TO BE DONE: Transcribe every line of the listing below without any deviation.

[START OF EXERCISE DATA]

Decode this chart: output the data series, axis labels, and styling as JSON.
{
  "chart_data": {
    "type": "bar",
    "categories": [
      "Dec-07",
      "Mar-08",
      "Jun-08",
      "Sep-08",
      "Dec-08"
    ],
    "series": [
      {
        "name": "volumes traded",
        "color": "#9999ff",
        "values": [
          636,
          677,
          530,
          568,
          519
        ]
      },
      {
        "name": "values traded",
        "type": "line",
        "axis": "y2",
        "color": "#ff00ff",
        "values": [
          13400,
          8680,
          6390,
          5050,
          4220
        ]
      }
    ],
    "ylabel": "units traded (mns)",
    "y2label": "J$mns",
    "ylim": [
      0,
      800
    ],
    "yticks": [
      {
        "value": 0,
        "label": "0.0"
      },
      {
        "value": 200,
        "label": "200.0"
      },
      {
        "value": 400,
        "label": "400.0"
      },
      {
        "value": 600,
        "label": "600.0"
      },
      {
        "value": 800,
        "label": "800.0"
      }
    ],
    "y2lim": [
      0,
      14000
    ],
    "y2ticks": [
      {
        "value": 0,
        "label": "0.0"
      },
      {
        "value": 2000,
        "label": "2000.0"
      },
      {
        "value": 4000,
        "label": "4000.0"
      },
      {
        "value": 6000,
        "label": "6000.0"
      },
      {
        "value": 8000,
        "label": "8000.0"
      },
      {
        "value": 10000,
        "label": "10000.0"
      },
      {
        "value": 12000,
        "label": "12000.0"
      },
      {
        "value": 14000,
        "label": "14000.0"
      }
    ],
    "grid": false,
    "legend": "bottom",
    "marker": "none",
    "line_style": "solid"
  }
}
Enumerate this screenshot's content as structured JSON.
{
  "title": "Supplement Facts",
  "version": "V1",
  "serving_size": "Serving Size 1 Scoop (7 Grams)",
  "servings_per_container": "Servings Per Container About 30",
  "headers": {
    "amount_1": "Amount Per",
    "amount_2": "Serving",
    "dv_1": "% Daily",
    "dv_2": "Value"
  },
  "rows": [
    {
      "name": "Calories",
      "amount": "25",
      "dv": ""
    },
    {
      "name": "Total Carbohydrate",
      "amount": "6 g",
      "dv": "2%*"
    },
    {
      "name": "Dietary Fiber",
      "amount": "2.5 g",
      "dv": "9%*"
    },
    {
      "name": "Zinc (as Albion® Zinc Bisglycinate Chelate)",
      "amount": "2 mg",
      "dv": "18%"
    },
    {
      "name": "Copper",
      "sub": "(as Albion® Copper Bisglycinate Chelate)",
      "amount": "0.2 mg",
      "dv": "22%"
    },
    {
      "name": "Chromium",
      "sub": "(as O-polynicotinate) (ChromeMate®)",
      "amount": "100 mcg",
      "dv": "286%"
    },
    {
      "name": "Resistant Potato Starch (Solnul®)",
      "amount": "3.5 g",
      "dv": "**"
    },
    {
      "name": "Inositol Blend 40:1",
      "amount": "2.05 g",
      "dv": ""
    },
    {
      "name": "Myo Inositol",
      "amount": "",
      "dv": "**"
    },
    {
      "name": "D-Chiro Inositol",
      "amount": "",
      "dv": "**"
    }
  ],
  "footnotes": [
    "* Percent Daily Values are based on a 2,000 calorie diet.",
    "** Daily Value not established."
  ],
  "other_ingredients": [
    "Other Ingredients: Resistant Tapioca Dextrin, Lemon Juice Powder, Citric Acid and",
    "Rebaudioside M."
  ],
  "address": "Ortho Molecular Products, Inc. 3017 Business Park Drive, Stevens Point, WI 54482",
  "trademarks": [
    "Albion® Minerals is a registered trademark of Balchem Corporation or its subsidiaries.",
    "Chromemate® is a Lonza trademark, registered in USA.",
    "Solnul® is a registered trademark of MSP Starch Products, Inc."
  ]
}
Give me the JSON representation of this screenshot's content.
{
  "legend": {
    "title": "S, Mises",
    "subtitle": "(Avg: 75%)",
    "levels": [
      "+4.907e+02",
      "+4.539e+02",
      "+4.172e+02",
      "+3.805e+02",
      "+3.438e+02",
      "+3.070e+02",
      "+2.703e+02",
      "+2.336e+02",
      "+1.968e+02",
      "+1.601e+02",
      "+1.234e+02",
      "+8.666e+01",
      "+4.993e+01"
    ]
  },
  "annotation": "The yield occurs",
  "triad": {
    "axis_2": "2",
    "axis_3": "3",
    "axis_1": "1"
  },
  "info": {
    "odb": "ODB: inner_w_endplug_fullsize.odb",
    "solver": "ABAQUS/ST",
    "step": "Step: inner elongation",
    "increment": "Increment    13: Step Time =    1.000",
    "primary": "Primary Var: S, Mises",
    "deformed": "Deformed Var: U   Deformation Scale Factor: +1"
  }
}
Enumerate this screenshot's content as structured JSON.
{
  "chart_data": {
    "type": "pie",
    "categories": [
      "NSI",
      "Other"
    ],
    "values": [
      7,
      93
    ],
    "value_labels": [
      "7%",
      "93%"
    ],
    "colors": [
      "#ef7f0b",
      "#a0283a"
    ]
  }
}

[END OF EXERCISE DATA]

FULL ANSWER:
Decode this chart: output the data series, axis labels, and styling as JSON.
{
  "chart_data": {
    "type": "bar",
    "categories": [
      "Dec-07",
      "Mar-08",
      "Jun-08",
      "Sep-08",
      "Dec-08"
    ],
    "series": [
      {
        "name": "volumes traded",
        "color": "#9999ff",
        "values": [
          636,
          677,
          530,
          568,
          519
        ]
      },
      {
        "name": "values traded",
        "type": "line",
        "axis": "y2",
        "color": "#ff00ff",
        "values": [
          13400,
          8680,
          6390,
          5050,
          4220
        ]
      }
    ],
    "ylabel": "units traded (mns)",
    "y2label": "J$mns",
    "ylim": [
      0,
      800
    ],
    "yticks": [
      {
        "value": 0,
        "label": "0.0"
      },
      {
        "value": 200,
        "label": "200.0"
      },
      {
        "value": 400,
        "label": "400.0"
      },
      {
        "value": 600,
        "label": "600.0"
      },
      {
        "value": 800,
        "label": "800.0"
      }
    ],
    "y2lim": [
      0,
      14000
    ],
    "y2ticks": [
      {
        "value": 0,
        "label": "0.0"
      },
      {
        "value": 2000,
        "label": "2000.0"
      },
      {
        "value": 4000,
        "label": "4000.0"
      },
      {
        "value": 6000,
        "label": "6000.0"
      },
      {
        "value": 8000,
        "label": "8000.0"
      },
      {
        "value": 10000,
        "label": "10000.0"
      },
      {
        "value": 12000,
        "label": "12000.0"
      },
      {
        "value": 14000,
        "label": "14000.0"
      }
    ],
    "grid": false,
    "legend": "bottom",
    "marker": "none",
    "line_style": "solid"
  }
}
Enumerate this screenshot's content as structured JSON.
{
  "title": "Supplement Facts",
  "version": "V1",
  "serving_size": "Serving Size 1 Scoop (7 Grams)",
  "servings_per_container": "Servings Per Container About 30",
  "headers": {
    "amount_1": "Amount Per",
    "amount_2": "Serving",
    "dv_1": "% Daily",
    "dv_2": "Value"
  },
  "rows": [
    {
      "name": "Calories",
      "amount": "25",
      "dv": ""
    },
    {
      "name": "Total Carbohydrate",
      "amount": "6 g",
      "dv": "2%*"
    },
    {
      "name": "Dietary Fiber",
      "amount": "2.5 g",
      "dv": "9%*"
    },
    {
      "name": "Zinc (as Albion® Zinc Bisglycinate Chelate)",
      "amount": "2 mg",
      "dv": "18%"
    },
    {
      "name": "Copper",
      "sub": "(as Albion® Copper Bisglycinate Chelate)",
      "amount": "0.2 mg",
      "dv": "22%"
    },
    {
      "name": "Chromium",
      "sub": "(as O-polynicotinate) (ChromeMate®)",
      "amount": "100 mcg",
      "dv": "286%"
    },
    {
      "name": "Resistant Potato Starch (Solnul®)",
      "amount": "3.5 g",
      "dv": "**"
    },
    {
      "name": "Inositol Blend 40:1",
      "amount": "2.05 g",
      "dv": ""
    },
    {
      "name": "Myo Inositol",
      "amount": "",
      "dv": "**"
    },
    {
      "name": "D-Chiro Inositol",
      "amount": "",
      "dv": "**"
    }
  ],
  "footnotes": [
    "* Percent Daily Values are based on a 2,000 calorie diet.",
    "** Daily Value not established."
  ],
  "other_ingredients": [
    "Other Ingredients: Resistant Tapioca Dextrin, Lemon Juice Powder, Citric Acid and",
    "Rebaudioside M."
  ],
  "address": "Ortho Molecular Products, Inc. 3017 Business Park Drive, Stevens Point, WI 54482",
  "trademarks": [
    "Albion® Minerals is a registered trademark of Balchem Corporation or its subsidiaries.",
    "Chromemate® is a Lonza trademark, registered in USA.",
    "Solnul® is a registered trademark of MSP Starch Products, Inc."
  ]
}
Give me the JSON representation of this screenshot's content.
{
  "legend": {
    "title": "S, Mises",
    "subtitle": "(Avg: 75%)",
    "levels": [
      "+4.907e+02",
      "+4.539e+02",
      "+4.172e+02",
      "+3.805e+02",
      "+3.438e+02",
      "+3.070e+02",
      "+2.703e+02",
      "+2.336e+02",
      "+1.968e+02",
      "+1.601e+02",
      "+1.234e+02",
      "+8.666e+01",
      "+4.993e+01"
    ]
  },
  "annotation": "The yield occurs",
  "triad": {
    "axis_2": "2",
    "axis_3": "3",
    "axis_1": "1"
  },
  "info": {
    "odb": "ODB: inner_w_endplug_fullsize.odb",
    "solver": "ABAQUS/ST",
    "step": "Step: inner elongation",
    "increment": "Increment    13: Step Time =    1.000",
    "primary": "Primary Var: S, Mises",
    "deformed": "Deformed Var: U   Deformation Scale Factor: +1"
  }
}
Enumerate this screenshot's content as structured JSON.
{
  "chart_data": {
    "type": "pie",
    "categories": [
      "NSI",
      "Other"
    ],
    "values": [
      7,
      93
    ],
    "value_labels": [
      "7%",
      "93%"
    ],
    "colors": [
      "#ef7f0b",
      "#a0283a"
    ]
  }
}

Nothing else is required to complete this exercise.